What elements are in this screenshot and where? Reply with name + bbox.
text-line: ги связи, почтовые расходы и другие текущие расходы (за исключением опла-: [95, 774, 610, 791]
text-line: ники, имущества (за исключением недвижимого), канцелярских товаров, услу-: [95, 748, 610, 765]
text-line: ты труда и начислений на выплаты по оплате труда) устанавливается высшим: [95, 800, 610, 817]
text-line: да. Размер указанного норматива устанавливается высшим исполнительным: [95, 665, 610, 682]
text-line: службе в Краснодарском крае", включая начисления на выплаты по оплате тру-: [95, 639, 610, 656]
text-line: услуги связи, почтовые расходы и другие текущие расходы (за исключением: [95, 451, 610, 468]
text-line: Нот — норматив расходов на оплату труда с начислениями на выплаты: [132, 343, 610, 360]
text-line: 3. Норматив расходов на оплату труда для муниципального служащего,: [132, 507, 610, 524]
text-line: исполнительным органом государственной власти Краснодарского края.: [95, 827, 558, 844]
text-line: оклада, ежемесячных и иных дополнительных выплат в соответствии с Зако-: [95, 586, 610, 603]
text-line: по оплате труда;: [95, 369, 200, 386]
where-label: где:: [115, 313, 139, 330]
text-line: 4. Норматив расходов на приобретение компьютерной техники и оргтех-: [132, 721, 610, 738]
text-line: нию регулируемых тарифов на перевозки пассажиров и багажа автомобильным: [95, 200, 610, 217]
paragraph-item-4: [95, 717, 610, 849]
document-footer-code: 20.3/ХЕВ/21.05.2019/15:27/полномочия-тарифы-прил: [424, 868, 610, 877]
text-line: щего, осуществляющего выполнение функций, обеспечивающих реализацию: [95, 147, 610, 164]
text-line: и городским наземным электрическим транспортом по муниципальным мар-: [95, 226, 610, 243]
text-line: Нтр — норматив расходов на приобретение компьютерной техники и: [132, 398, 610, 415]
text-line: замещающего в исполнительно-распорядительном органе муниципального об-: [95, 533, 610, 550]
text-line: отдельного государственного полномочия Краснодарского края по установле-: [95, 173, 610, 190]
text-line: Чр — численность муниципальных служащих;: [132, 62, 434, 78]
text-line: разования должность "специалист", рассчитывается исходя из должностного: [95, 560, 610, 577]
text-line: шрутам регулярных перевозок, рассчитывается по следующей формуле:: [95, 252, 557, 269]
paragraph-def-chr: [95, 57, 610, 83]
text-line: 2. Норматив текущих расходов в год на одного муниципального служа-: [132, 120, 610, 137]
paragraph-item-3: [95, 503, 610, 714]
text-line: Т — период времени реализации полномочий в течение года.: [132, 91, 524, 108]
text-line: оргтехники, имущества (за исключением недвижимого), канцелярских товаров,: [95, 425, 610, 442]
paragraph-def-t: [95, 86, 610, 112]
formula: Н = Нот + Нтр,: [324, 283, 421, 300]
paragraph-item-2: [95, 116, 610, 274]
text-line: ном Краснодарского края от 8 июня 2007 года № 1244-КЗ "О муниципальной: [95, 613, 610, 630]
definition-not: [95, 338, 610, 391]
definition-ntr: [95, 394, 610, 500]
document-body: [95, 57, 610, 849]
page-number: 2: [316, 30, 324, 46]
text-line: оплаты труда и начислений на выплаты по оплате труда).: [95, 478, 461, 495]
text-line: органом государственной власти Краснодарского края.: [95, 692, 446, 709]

## WHAT THE EXERCISE ASKS
In the lines above, replace "Краснодарского края" with "субъекта Российской Федерации" everywhere it occurs, and give all the lines again with nothing else changed.

## EXERCISE ANSWER
What elements are in this screenshot and where? Reply with name + bbox.
text-line: ги связи, почтовые расходы и другие текущие расходы (за исключением опла-: [95, 774, 610, 791]
text-line: ники, имущества (за исключением недвижимого), канцелярских товаров, услу-: [95, 748, 610, 765]
text-line: ты труда и начислений на выплаты по оплате труда) устанавливается высшим: [95, 800, 610, 817]
text-line: да. Размер указанного норматива устанавливается высшим исполнительным: [95, 665, 610, 682]
text-line: службе в Краснодарском крае", включая начисления на выплаты по оплате тру-: [95, 639, 610, 656]
text-line: услуги связи, почтовые расходы и другие текущие расходы (за исключением: [95, 451, 610, 468]
text-line: Нот — норматив расходов на оплату труда с начислениями на выплаты: [132, 343, 610, 360]
text-line: 3. Норматив расходов на оплату труда для муниципального служащего,: [132, 507, 610, 524]
text-line: исполнительным органом государственной власти субъекта Российской Федерации.: [95, 827, 558, 844]
text-line: оклада, ежемесячных и иных дополнительных выплат в соответствии с Зако-: [95, 586, 610, 603]
text-line: по оплате труда;: [95, 369, 200, 386]
where-label: где:: [115, 313, 139, 330]
text-line: 4. Норматив расходов на приобретение компьютерной техники и оргтех-: [132, 721, 610, 738]
text-line: нию регулируемых тарифов на перевозки пассажиров и багажа автомобильным: [95, 200, 610, 217]
paragraph-item-4: [95, 717, 610, 849]
document-footer-code: 20.3/ХЕВ/21.05.2019/15:27/полномочия-тарифы-прил: [424, 868, 610, 877]
text-line: щего, осуществляющего выполнение функций, обеспечивающих реализацию: [95, 147, 610, 164]
text-line: и городским наземным электрическим транспортом по муниципальным мар-: [95, 226, 610, 243]
text-line: Нтр — норматив расходов на приобретение компьютерной техники и: [132, 398, 610, 415]
text-line: замещающего в исполнительно-распорядительном органе муниципального об-: [95, 533, 610, 550]
text-line: отдельного государственного полномочия субъекта Российской Федерации по установле-: [95, 173, 610, 190]
text-line: Чр — численность муниципальных служащих;: [132, 62, 434, 78]
text-line: разования должность "специалист", рассчитывается исходя из должностного: [95, 560, 610, 577]
text-line: шрутам регулярных перевозок, рассчитывается по следующей формуле:: [95, 252, 557, 269]
paragraph-def-chr: [95, 57, 610, 83]
text-line: 2. Норматив текущих расходов в год на одного муниципального служа-: [132, 120, 610, 137]
paragraph-item-3: [95, 503, 610, 714]
text-line: Т — период времени реализации полномочий в течение года.: [132, 91, 524, 108]
text-line: оргтехники, имущества (за исключением недвижимого), канцелярских товаров,: [95, 425, 610, 442]
paragraph-def-t: [95, 86, 610, 112]
formula: Н = Нот + Нтр,: [324, 283, 421, 300]
paragraph-item-2: [95, 116, 610, 274]
text-line: ном субъекта Российской Федерации от 8 июня 2007 года № 1244-КЗ "О муниципальной: [95, 613, 610, 630]
definition-not: [95, 338, 610, 391]
definition-ntr: [95, 394, 610, 500]
document-body: [95, 57, 610, 849]
page-number: 2: [316, 30, 324, 46]
text-line: оплаты труда и начислений на выплаты по оплате труда).: [95, 478, 461, 495]
text-line: органом государственной власти субъекта Российской Федерации.: [95, 692, 446, 709]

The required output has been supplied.